(Stored items from a collection)
______________________________
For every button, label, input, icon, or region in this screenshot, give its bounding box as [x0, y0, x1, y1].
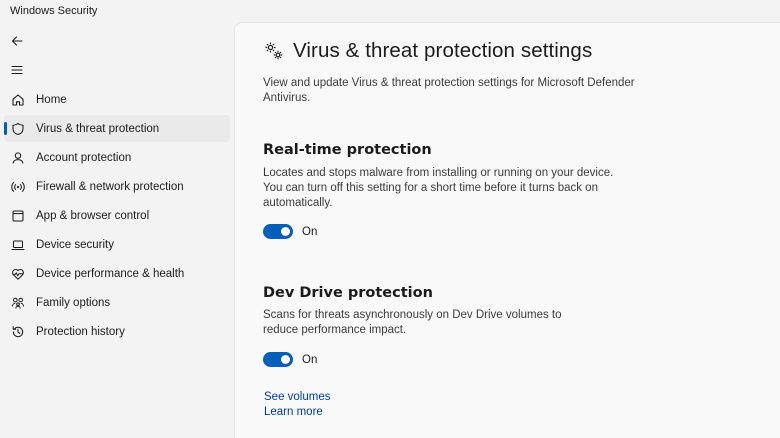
sidebar-item-device-security[interactable]: Device security: [4, 231, 230, 258]
page-description: View and update Virus & threat protectio…: [263, 77, 635, 104]
sidebar-item-account-protection[interactable]: Account protection: [4, 144, 230, 171]
sidebar: Home Virus & threat protection Account p…: [0, 22, 234, 438]
back-arrow-icon: [11, 36, 23, 46]
sidebar-item-label: Family options: [36, 296, 111, 309]
sidebar-item-device-performance-health[interactable]: Device performance & health: [4, 260, 230, 287]
realtime-protection-description: Locates and stops malware from installin…: [263, 167, 614, 209]
laptop-icon: [10, 237, 26, 253]
learn-more-link[interactable]: Learn more: [264, 406, 323, 418]
shield-icon: [10, 121, 26, 137]
history-icon: [10, 324, 26, 340]
dev-drive-protection-description: Scans for threats asynchronously on Dev …: [263, 309, 562, 336]
dev-drive-protection-toggle[interactable]: [263, 352, 293, 367]
wireless-icon: [10, 179, 26, 195]
sidebar-item-firewall-network-protection[interactable]: Firewall & network protection: [4, 173, 230, 200]
windows-security-window: Windows Security Home Virus & threat pro…: [0, 0, 780, 438]
realtime-protection-toggle-row: On: [263, 224, 317, 239]
toggle-knob: [281, 355, 290, 364]
person-icon: [10, 150, 26, 166]
page-title: Virus & threat protection settings: [293, 39, 593, 62]
sidebar-item-label: Device performance & health: [36, 267, 185, 280]
sidebar-item-protection-history[interactable]: Protection history: [4, 318, 230, 345]
gears-icon: [265, 42, 283, 60]
main-content: Virus & threat protection settings View …: [234, 22, 780, 438]
sidebar-item-label: Protection history: [36, 325, 125, 338]
dev-drive-protection-title: Dev Drive protection: [263, 285, 433, 301]
sidebar-item-label: Virus & threat protection: [36, 122, 160, 135]
home-icon: [10, 92, 26, 108]
sidebar-item-label: Firewall & network protection: [36, 180, 184, 193]
toggle-state-label: On: [302, 353, 318, 366]
heart-pulse-icon: [10, 266, 26, 282]
sidebar-item-family-options[interactable]: Family options: [4, 289, 230, 316]
see-volumes-link[interactable]: See volumes: [264, 391, 330, 403]
window-title: Windows Security: [10, 5, 98, 17]
sidebar-item-label: App & browser control: [36, 209, 150, 222]
sidebar-item-label: Home: [36, 93, 67, 106]
sidebar-item-home[interactable]: Home: [4, 86, 230, 113]
sidebar-item-app-browser-control[interactable]: App & browser control: [4, 202, 230, 229]
menu-button[interactable]: [2, 57, 32, 83]
family-icon: [10, 295, 26, 311]
realtime-protection-title: Real-time protection: [263, 142, 432, 158]
selection-indicator: [4, 122, 7, 135]
realtime-protection-toggle[interactable]: [263, 224, 293, 239]
toggle-state-label: On: [302, 225, 318, 238]
sidebar-item-label: Account protection: [36, 151, 132, 164]
back-button[interactable]: [2, 28, 32, 54]
dev-drive-protection-toggle-row: On: [263, 352, 317, 367]
app-window-icon: [10, 208, 26, 224]
sidebar-item-label: Device security: [36, 238, 114, 251]
page-header: Virus & threat protection settings: [263, 39, 592, 63]
hamburger-menu-icon: [11, 65, 23, 75]
toggle-knob: [281, 227, 290, 236]
sidebar-item-virus-threat-protection[interactable]: Virus & threat protection: [4, 115, 230, 142]
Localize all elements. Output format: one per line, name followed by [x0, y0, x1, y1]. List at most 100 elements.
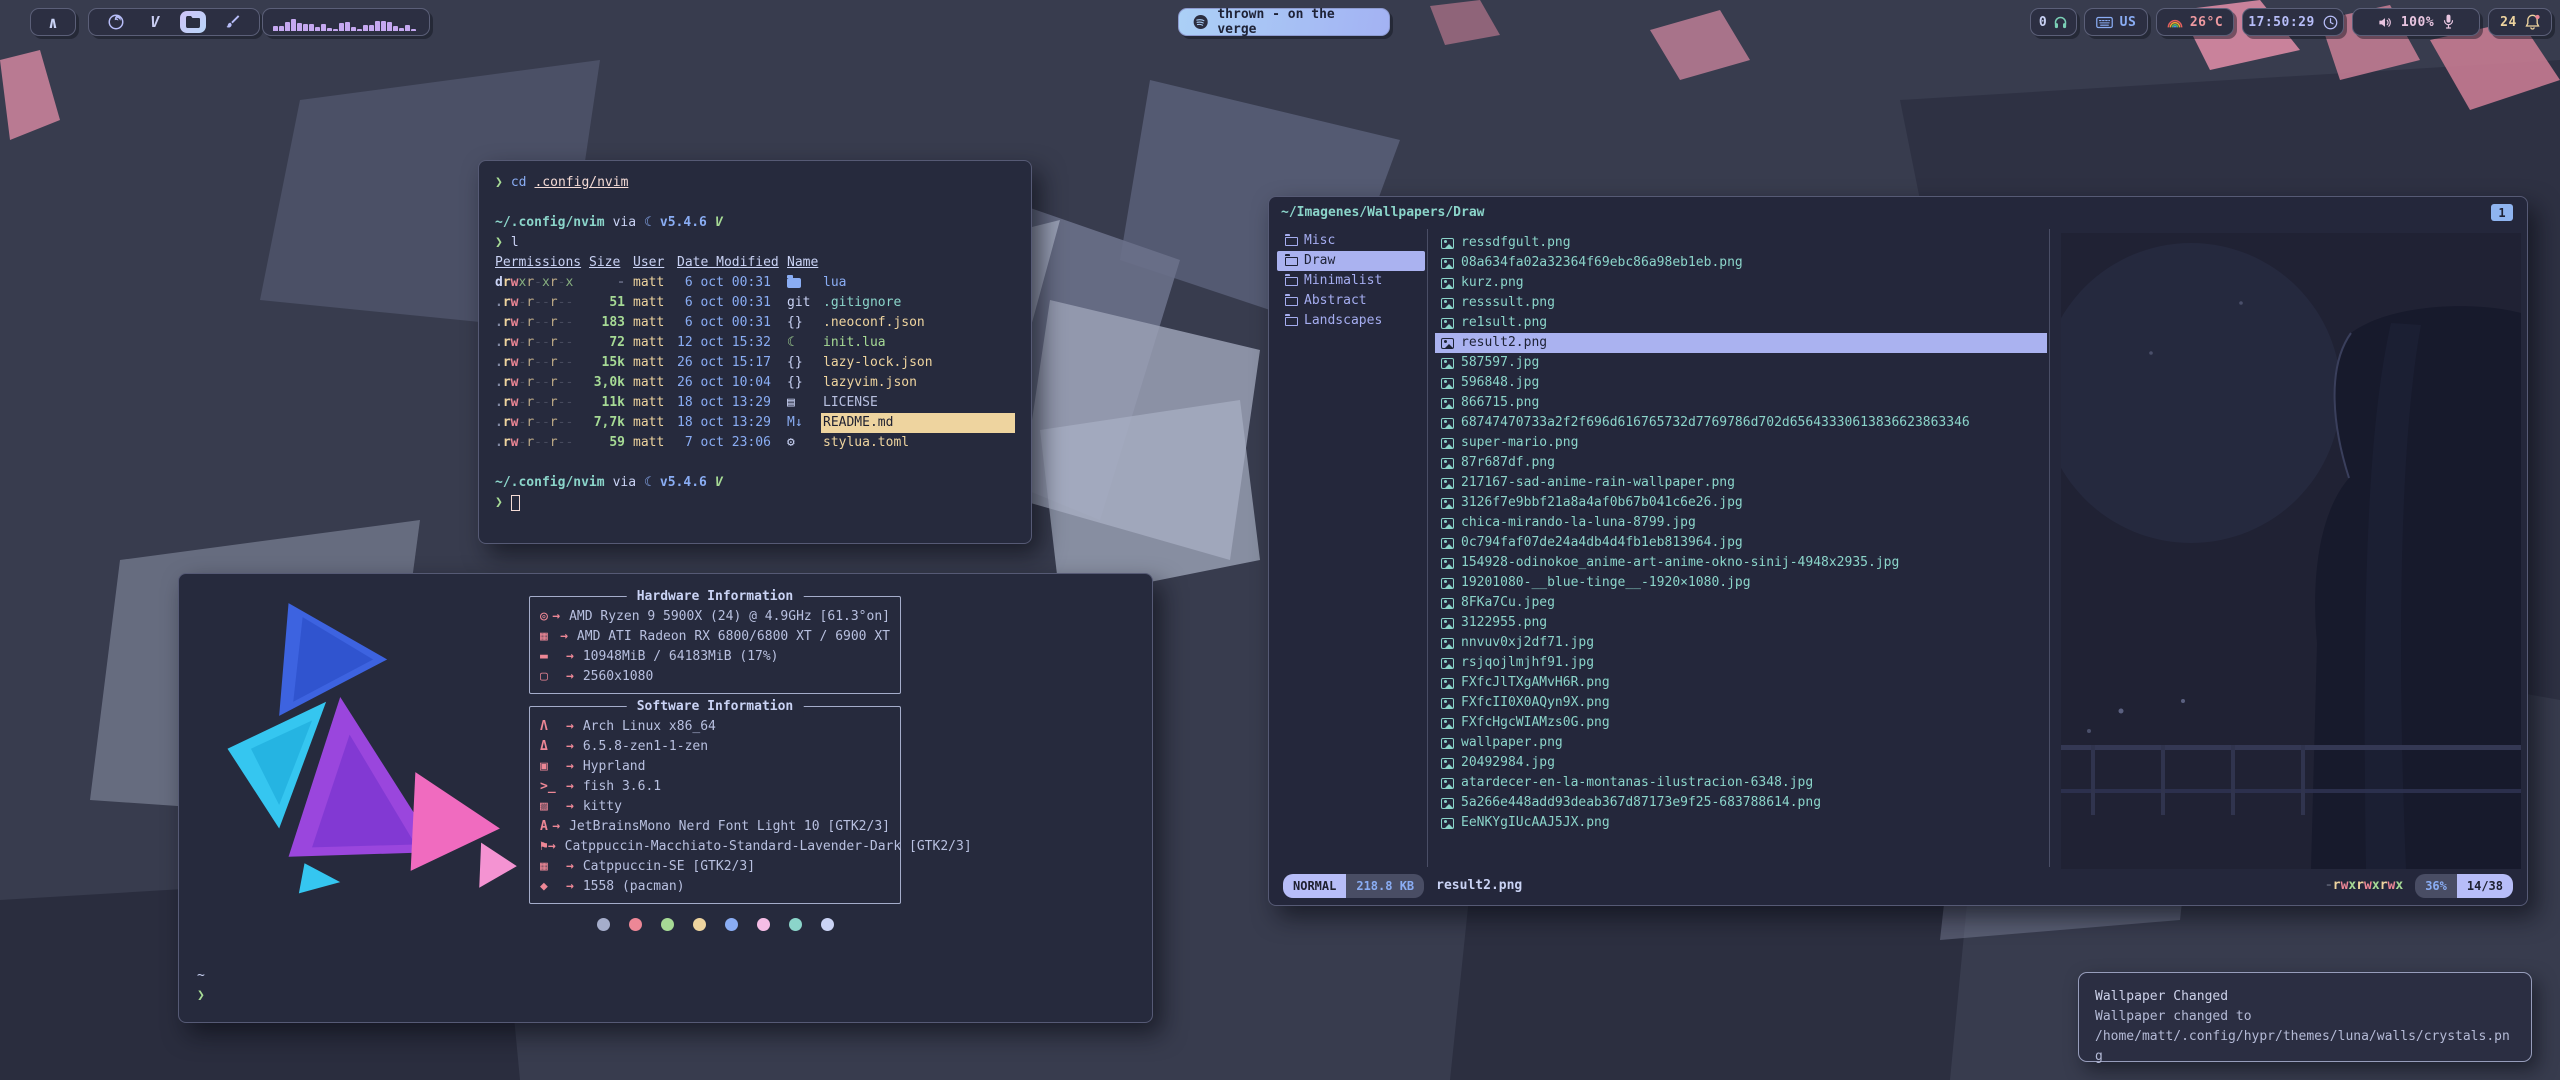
______________________________
### To do
Wherever "Account" occurs in the entries above, copy the line it sits on.

### Answer space
sidebar-item-account-protection[interactable]: Account protection: [4, 144, 230, 171]
sidebar: Home Virus & threat protection Account p…: [0, 22, 234, 438]
sidebar-item-label: Account protection: [36, 151, 132, 164]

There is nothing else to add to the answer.